**Exercise**: Write out every entry word for word.

— Start Given data —

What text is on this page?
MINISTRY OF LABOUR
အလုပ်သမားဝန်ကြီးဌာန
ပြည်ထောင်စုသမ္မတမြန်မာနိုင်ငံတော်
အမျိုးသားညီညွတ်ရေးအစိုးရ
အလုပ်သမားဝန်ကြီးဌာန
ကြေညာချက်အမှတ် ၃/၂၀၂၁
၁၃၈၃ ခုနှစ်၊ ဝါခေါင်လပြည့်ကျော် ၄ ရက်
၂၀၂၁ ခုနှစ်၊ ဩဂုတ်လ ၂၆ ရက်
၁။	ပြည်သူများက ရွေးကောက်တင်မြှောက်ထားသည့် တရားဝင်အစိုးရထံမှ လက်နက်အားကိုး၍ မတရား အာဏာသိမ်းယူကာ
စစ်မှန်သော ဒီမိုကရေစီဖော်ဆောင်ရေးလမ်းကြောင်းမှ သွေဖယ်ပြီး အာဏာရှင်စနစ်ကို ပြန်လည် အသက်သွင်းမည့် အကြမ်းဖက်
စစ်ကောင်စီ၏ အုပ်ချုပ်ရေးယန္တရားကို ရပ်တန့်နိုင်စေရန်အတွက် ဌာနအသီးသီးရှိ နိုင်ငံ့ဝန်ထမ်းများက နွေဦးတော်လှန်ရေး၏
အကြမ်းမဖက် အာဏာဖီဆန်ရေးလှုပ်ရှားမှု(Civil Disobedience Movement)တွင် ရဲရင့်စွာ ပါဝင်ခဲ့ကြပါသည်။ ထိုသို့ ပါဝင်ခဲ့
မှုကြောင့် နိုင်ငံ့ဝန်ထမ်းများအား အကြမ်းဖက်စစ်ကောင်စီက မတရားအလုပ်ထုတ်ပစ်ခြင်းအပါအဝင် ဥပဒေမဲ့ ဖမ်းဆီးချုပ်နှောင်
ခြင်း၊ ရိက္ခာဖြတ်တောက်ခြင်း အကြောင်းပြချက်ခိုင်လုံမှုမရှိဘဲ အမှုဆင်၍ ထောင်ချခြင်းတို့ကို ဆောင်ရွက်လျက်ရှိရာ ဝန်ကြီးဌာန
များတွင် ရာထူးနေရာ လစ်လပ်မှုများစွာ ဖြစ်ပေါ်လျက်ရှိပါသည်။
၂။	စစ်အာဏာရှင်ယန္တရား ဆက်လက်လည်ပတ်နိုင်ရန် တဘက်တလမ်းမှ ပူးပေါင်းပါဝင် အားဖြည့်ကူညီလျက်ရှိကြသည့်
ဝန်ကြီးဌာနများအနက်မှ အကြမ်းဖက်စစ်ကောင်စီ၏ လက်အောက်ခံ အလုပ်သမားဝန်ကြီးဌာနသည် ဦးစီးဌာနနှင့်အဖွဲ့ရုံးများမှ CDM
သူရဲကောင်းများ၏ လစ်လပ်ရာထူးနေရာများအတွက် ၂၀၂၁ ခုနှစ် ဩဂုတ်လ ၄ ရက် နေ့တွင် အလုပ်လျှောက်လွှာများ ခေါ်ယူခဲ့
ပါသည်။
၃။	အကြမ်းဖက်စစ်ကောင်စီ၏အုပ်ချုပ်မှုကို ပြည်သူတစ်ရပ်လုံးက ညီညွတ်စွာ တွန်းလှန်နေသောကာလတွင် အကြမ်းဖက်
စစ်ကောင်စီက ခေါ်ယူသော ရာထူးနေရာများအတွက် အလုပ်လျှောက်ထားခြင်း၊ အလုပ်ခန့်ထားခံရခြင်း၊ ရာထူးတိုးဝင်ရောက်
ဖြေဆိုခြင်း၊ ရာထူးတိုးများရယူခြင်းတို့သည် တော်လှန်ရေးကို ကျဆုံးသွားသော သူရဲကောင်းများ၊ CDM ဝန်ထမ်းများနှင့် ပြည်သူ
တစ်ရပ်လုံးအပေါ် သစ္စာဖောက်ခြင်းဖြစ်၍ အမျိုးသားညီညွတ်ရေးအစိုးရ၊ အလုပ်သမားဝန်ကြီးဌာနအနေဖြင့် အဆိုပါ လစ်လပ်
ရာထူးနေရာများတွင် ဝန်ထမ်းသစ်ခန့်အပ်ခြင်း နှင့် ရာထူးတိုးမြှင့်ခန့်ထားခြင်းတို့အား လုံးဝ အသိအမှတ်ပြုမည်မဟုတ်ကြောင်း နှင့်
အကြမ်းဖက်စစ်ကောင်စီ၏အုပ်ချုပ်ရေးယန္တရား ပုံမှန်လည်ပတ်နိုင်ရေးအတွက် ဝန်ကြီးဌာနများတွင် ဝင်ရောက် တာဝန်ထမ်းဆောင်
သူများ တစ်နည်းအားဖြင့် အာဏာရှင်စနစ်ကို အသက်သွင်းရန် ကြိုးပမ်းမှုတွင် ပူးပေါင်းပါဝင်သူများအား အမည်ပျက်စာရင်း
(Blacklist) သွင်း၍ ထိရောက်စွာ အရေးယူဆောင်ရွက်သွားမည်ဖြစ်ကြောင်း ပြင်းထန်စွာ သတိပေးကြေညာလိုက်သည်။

— End Given data —

**Expected output**:
What text is on this page?
MINISTRY OF LABOUR
အလုပ်သမားဝန်ကြီးဌာန
ပြည်ထောင်စုသမ္မတမြန်မာနိုင်ငံတော်
အမျိုးသားညီညွတ်ရေးအစိုးရ
အလုပ်သမားဝန်ကြီးဌာန
ကြေညာချက်အမှတ် ၃/၂၀၂၁
၁၃၈၃ ခုနှစ်၊ ဝါခေါင်လပြည့်ကျော် ၄ ရက်
၂၀၂၁ ခုနှစ်၊ ဩဂုတ်လ ၂၆ ရက်
၁။	ပြည်သူများက ရွေးကောက်တင်မြှောက်ထားသည့် တရားဝင်အစိုးရထံမှ လက်နက်အားကိုး၍ မတရား အာဏာသိမ်းယူကာ
စစ်မှန်သော ဒီမိုကရေစီဖော်ဆောင်ရေးလမ်းကြောင်းမှ သွေဖယ်ပြီး အာဏာရှင်စနစ်ကို ပြန်လည် အသက်သွင်းမည့် အကြမ်းဖက်
စစ်ကောင်စီ၏ အုပ်ချုပ်ရေးယန္တရားကို ရပ်တန့်နိုင်စေရန်အတွက် ဌာနအသီးသီးရှိ နိုင်ငံ့ဝန်ထမ်းများက နွေဦးတော်လှန်ရေး၏
အကြမ်းမဖက် အာဏာဖီဆန်ရေးလှုပ်ရှားမှု(Civil Disobedience Movement)တွင် ရဲရင့်စွာ ပါဝင်ခဲ့ကြပါသည်။ ထိုသို့ ပါဝင်ခဲ့
မှုကြောင့် နိုင်ငံ့ဝန်ထမ်းများအား အကြမ်းဖက်စစ်ကောင်စီက မတရားအလုပ်ထုတ်ပစ်ခြင်းအပါအဝင် ဥပဒေမဲ့ ဖမ်းဆီးချုပ်နှောင်
ခြင်း၊ ရိက္ခာဖြတ်တောက်ခြင်း အကြောင်းပြချက်ခိုင်လုံမှုမရှိဘဲ အမှုဆင်၍ ထောင်ချခြင်းတို့ကို ဆောင်ရွက်လျက်ရှိရာ ဝန်ကြီးဌာန
များတွင် ရာထူးနေရာ လစ်လပ်မှုများစွာ ဖြစ်ပေါ်လျက်ရှိပါသည်။
၂။	စစ်အာဏာရှင်ယန္တရား ဆက်လက်လည်ပတ်နိုင်ရန် တဘက်တလမ်းမှ ပူးပေါင်းပါဝင် အားဖြည့်ကူညီလျက်ရှိကြသည့်
ဝန်ကြီးဌာနများအနက်မှ အကြမ်းဖက်စစ်ကောင်စီ၏ လက်အောက်ခံ အလုပ်သမားဝန်ကြီးဌာနသည် ဦးစီးဌာနနှင့်အဖွဲ့ရုံးများမှ CDM
သူရဲကောင်းများ၏ လစ်လပ်ရာထူးနေရာများအတွက် ၂၀၂၁ ခုနှစ် ဩဂုတ်လ ၄ ရက် နေ့တွင် အလုပ်လျှောက်လွှာများ ခေါ်ယူခဲ့
ပါသည်။
၃။	အကြမ်းဖက်စစ်ကောင်စီ၏အုပ်ချုပ်မှုကို ပြည်သူတစ်ရပ်လုံးက ညီညွတ်စွာ တွန်းလှန်နေသောကာလတွင် အကြမ်းဖက်
စစ်ကောင်စီက ခေါ်ယူသော ရာထူးနေရာများအတွက် အလုပ်လျှောက်ထားခြင်း၊ အလုပ်ခန့်ထားခံရခြင်း၊ ရာထူးတိုးဝင်ရောက်
ဖြေဆိုခြင်း၊ ရာထူးတိုးများရယူခြင်းတို့သည် တော်လှန်ရေးကို ကျဆုံးသွားသော သူရဲကောင်းများ၊ CDM ဝန်ထမ်းများနှင့် ပြည်သူ
တစ်ရပ်လုံးအပေါ် သစ္စာဖောက်ခြင်းဖြစ်၍ အမျိုးသားညီညွတ်ရေးအစိုးရ၊ အလုပ်သမားဝန်ကြီးဌာနအနေဖြင့် အဆိုပါ လစ်လပ်
ရာထူးနေရာများတွင် ဝန်ထမ်းသစ်ခန့်အပ်ခြင်း နှင့် ရာထူးတိုးမြှင့်ခန့်ထားခြင်းတို့အား လုံးဝ အသိအမှတ်ပြုမည်မဟုတ်ကြောင်း နှင့်
အကြမ်းဖက်စစ်ကောင်စီ၏အုပ်ချုပ်ရေးယန္တရား ပုံမှန်လည်ပတ်နိုင်ရေးအတွက် ဝန်ကြီးဌာနများတွင် ဝင်ရောက် တာဝန်ထမ်းဆောင်
သူများ တစ်နည်းအားဖြင့် အာဏာရှင်စနစ်ကို အသက်သွင်းရန် ကြိုးပမ်းမှုတွင် ပူးပေါင်းပါဝင်သူများအား အမည်ပျက်စာရင်း
(Blacklist) သွင်း၍ ထိရောက်စွာ အရေးယူဆောင်ရွက်သွားမည်ဖြစ်ကြောင်း ပြင်းထန်စွာ သတိပေးကြေညာလိုက်သည်။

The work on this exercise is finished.